# Written request
Copy the records below exactly as they are written.

# Recorded data
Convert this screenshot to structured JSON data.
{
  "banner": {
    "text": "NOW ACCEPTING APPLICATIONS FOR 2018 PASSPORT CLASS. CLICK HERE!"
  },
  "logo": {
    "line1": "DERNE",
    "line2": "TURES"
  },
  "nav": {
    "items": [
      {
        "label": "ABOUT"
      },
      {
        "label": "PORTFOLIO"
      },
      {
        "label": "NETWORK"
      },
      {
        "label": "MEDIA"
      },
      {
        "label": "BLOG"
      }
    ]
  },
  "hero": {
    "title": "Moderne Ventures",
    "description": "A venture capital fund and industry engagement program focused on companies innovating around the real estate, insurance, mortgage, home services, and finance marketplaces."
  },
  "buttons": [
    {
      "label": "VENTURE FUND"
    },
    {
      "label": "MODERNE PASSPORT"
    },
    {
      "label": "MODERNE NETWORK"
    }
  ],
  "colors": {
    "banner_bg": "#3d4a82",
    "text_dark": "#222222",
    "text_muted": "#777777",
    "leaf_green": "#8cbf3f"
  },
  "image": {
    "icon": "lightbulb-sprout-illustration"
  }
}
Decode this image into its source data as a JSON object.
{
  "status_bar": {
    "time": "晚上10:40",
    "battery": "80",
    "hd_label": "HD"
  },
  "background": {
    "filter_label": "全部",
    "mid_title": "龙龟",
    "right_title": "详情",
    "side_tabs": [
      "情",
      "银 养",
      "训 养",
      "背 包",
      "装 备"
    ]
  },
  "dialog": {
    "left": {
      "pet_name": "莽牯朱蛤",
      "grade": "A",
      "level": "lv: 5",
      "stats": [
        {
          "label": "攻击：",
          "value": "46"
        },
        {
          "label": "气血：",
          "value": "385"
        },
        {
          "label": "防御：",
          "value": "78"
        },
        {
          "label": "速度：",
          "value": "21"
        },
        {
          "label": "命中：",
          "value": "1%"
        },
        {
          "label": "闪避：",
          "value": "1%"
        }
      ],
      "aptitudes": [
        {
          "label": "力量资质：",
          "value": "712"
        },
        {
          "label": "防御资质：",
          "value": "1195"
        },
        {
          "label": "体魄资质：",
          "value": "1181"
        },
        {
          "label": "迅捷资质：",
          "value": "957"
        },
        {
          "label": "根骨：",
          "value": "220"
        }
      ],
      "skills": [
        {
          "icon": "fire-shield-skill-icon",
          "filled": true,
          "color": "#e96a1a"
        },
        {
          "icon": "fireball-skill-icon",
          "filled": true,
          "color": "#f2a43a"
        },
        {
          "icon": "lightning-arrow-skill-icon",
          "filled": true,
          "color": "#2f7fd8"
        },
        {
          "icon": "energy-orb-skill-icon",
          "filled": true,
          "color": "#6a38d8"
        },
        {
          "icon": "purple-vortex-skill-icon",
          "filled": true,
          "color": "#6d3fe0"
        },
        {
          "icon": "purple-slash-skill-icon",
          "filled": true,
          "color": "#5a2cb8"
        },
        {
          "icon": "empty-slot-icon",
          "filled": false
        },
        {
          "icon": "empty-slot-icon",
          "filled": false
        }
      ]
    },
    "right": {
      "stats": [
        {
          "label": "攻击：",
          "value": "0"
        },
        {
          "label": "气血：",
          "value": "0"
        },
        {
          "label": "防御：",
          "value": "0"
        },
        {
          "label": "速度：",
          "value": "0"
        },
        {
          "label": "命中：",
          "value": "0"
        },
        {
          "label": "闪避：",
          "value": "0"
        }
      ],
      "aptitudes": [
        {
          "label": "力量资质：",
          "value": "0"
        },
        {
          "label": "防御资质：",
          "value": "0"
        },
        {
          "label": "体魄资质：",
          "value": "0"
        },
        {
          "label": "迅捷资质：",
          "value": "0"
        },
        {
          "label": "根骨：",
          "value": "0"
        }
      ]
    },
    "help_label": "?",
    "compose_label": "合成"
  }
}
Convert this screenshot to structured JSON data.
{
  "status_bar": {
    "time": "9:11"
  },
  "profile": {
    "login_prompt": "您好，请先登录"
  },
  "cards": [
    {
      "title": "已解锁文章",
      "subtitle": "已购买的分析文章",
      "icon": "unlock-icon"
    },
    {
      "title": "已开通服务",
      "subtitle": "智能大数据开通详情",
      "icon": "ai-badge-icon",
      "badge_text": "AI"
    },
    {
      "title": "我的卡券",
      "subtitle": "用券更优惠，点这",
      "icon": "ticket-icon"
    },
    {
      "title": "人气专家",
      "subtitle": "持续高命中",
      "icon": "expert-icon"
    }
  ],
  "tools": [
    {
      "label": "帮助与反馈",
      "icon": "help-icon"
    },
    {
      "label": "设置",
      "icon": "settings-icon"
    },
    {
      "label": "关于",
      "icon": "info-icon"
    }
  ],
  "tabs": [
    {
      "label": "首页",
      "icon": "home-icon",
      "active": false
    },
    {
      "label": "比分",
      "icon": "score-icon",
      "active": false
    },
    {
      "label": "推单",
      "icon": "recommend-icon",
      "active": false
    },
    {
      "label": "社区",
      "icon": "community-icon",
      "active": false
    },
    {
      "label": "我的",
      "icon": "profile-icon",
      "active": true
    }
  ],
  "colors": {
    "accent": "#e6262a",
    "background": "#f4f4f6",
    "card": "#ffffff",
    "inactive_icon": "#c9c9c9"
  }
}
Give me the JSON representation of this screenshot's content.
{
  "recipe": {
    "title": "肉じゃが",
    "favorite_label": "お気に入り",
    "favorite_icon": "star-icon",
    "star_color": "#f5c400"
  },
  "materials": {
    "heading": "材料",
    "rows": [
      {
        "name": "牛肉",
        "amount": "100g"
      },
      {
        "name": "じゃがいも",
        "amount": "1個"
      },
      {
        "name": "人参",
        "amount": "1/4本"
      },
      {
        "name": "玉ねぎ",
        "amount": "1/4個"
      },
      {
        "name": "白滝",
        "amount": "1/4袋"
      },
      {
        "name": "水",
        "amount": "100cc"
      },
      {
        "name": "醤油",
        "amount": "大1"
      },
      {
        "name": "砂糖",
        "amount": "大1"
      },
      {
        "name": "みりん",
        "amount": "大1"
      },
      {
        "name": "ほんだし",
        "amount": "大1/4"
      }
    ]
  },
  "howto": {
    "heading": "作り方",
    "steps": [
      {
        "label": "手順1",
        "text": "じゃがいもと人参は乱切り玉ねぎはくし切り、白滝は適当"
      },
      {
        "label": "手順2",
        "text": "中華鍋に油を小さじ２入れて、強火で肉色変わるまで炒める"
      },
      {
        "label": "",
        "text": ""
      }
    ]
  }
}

# Exercise result
Convert this screenshot to structured JSON data.
{
  "banner": {
    "text": "NOW ACCEPTING APPLICATIONS FOR 2018 PASSPORT CLASS. CLICK HERE!"
  },
  "logo": {
    "line1": "DERNE",
    "line2": "TURES"
  },
  "nav": {
    "items": [
      {
        "label": "ABOUT"
      },
      {
        "label": "PORTFOLIO"
      },
      {
        "label": "NETWORK"
      },
      {
        "label": "MEDIA"
      },
      {
        "label": "BLOG"
      }
    ]
  },
  "hero": {
    "title": "Moderne Ventures",
    "description": "A venture capital fund and industry engagement program focused on companies innovating around the real estate, insurance, mortgage, home services, and finance marketplaces."
  },
  "buttons": [
    {
      "label": "VENTURE FUND"
    },
    {
      "label": "MODERNE PASSPORT"
    },
    {
      "label": "MODERNE NETWORK"
    }
  ],
  "colors": {
    "banner_bg": "#3d4a82",
    "text_dark": "#222222",
    "text_muted": "#777777",
    "leaf_green": "#8cbf3f"
  },
  "image": {
    "icon": "lightbulb-sprout-illustration"
  }
}
Decode this image into its source data as a JSON object.
{
  "status_bar": {
    "time": "晚上10:40",
    "battery": "80",
    "hd_label": "HD"
  },
  "background": {
    "filter_label": "全部",
    "mid_title": "龙龟",
    "right_title": "详情",
    "side_tabs": [
      "情",
      "银 养",
      "训 养",
      "背 包",
      "装 备"
    ]
  },
  "dialog": {
    "left": {
      "pet_name": "莽牯朱蛤",
      "grade": "A",
      "level": "lv: 5",
      "stats": [
        {
          "label": "攻击：",
          "value": "46"
        },
        {
          "label": "气血：",
          "value": "385"
        },
        {
          "label": "防御：",
          "value": "78"
        },
        {
          "label": "速度：",
          "value": "21"
        },
        {
          "label": "命中：",
          "value": "1%"
        },
        {
          "label": "闪避：",
          "value": "1%"
        }
      ],
      "aptitudes": [
        {
          "label": "力量资质：",
          "value": "712"
        },
        {
          "label": "防御资质：",
          "value": "1195"
        },
        {
          "label": "体魄资质：",
          "value": "1181"
        },
        {
          "label": "迅捷资质：",
          "value": "957"
        },
        {
          "label": "根骨：",
          "value": "220"
        }
      ],
      "skills": [
        {
          "icon": "fire-shield-skill-icon",
          "filled": true,
          "color": "#e96a1a"
        },
        {
          "icon": "fireball-skill-icon",
          "filled": true,
          "color": "#f2a43a"
        },
        {
          "icon": "lightning-arrow-skill-icon",
          "filled": true,
          "color": "#2f7fd8"
        },
        {
          "icon": "energy-orb-skill-icon",
          "filled": true,
          "color": "#6a38d8"
        },
        {
          "icon": "purple-vortex-skill-icon",
          "filled": true,
          "color": "#6d3fe0"
        },
        {
          "icon": "purple-slash-skill-icon",
          "filled": true,
          "color": "#5a2cb8"
        },
        {
          "icon": "empty-slot-icon",
          "filled": false
        },
        {
          "icon": "empty-slot-icon",
          "filled": false
        }
      ]
    },
    "right": {
      "stats": [
        {
          "label": "攻击：",
          "value": "0"
        },
        {
          "label": "气血：",
          "value": "0"
        },
        {
          "label": "防御：",
          "value": "0"
        },
        {
          "label": "速度：",
          "value": "0"
        },
        {
          "label": "命中：",
          "value": "0"
        },
        {
          "label": "闪避：",
          "value": "0"
        }
      ],
      "aptitudes": [
        {
          "label": "力量资质：",
          "value": "0"
        },
        {
          "label": "防御资质：",
          "value": "0"
        },
        {
          "label": "体魄资质：",
          "value": "0"
        },
        {
          "label": "迅捷资质：",
          "value": "0"
        },
        {
          "label": "根骨：",
          "value": "0"
        }
      ]
    },
    "help_label": "?",
    "compose_label": "合成"
  }
}
Convert this screenshot to structured JSON data.
{
  "status_bar": {
    "time": "9:11"
  },
  "profile": {
    "login_prompt": "您好，请先登录"
  },
  "cards": [
    {
      "title": "已解锁文章",
      "subtitle": "已购买的分析文章",
      "icon": "unlock-icon"
    },
    {
      "title": "已开通服务",
      "subtitle": "智能大数据开通详情",
      "icon": "ai-badge-icon",
      "badge_text": "AI"
    },
    {
      "title": "我的卡券",
      "subtitle": "用券更优惠，点这",
      "icon": "ticket-icon"
    },
    {
      "title": "人气专家",
      "subtitle": "持续高命中",
      "icon": "expert-icon"
    }
  ],
  "tools": [
    {
      "label": "帮助与反馈",
      "icon": "help-icon"
    },
    {
      "label": "设置",
      "icon": "settings-icon"
    },
    {
      "label": "关于",
      "icon": "info-icon"
    }
  ],
  "tabs": [
    {
      "label": "首页",
      "icon": "home-icon",
      "active": false
    },
    {
      "label": "比分",
      "icon": "score-icon",
      "active": false
    },
    {
      "label": "推单",
      "icon": "recommend-icon",
      "active": false
    },
    {
      "label": "社区",
      "icon": "community-icon",
      "active": false
    },
    {
      "label": "我的",
      "icon": "profile-icon",
      "active": true
    }
  ],
  "colors": {
    "accent": "#e6262a",
    "background": "#f4f4f6",
    "card": "#ffffff",
    "inactive_icon": "#c9c9c9"
  }
}
Give me the JSON representation of this screenshot's content.
{
  "recipe": {
    "title": "肉じゃが",
    "favorite_label": "お気に入り",
    "favorite_icon": "star-icon",
    "star_color": "#f5c400"
  },
  "materials": {
    "heading": "材料",
    "rows": [
      {
        "name": "牛肉",
        "amount": "100g"
      },
      {
        "name": "じゃがいも",
        "amount": "1個"
      },
      {
        "name": "人参",
        "amount": "1/4本"
      },
      {
        "name": "玉ねぎ",
        "amount": "1/4個"
      },
      {
        "name": "白滝",
        "amount": "1/4袋"
      },
      {
        "name": "水",
        "amount": "100cc"
      },
      {
        "name": "醤油",
        "amount": "大1"
      },
      {
        "name": "砂糖",
        "amount": "大1"
      },
      {
        "name": "みりん",
        "amount": "大1"
      },
      {
        "name": "ほんだし",
        "amount": "大1/4"
      }
    ]
  },
  "howto": {
    "heading": "作り方",
    "steps": [
      {
        "label": "手順1",
        "text": "じゃがいもと人参は乱切り玉ねぎはくし切り、白滝は適当"
      },
      {
        "label": "手順2",
        "text": "中華鍋に油を小さじ２入れて、強火で肉色変わるまで炒める"
      },
      {
        "label": "",
        "text": ""
      }
    ]
  }
}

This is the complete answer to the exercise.